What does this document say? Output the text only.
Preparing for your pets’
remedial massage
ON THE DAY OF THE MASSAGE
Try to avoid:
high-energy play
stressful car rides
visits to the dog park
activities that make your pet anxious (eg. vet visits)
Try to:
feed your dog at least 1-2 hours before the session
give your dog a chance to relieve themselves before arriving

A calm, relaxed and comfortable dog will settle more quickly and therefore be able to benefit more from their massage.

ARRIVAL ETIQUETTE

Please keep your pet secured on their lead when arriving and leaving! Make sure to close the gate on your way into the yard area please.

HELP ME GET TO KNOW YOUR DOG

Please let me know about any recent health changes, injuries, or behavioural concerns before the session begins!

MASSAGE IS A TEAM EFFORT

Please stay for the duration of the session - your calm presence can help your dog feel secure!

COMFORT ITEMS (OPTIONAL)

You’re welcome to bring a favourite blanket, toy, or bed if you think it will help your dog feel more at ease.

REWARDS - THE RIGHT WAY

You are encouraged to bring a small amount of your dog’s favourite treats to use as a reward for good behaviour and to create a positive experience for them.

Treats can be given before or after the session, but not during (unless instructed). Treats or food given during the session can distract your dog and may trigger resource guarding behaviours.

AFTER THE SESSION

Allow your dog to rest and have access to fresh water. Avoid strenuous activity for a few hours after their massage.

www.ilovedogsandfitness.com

┄┄┄┄┄┄┄┄┄┄

=== Given task ===
From the records above, copy every line that holds the word "arriving".

=== Full answer ===
give your dog a chance to relieve themselves before arriving
Please keep your pet secured on their lead when arriving and leaving! Make sure to close the gate on your way into the yard area please.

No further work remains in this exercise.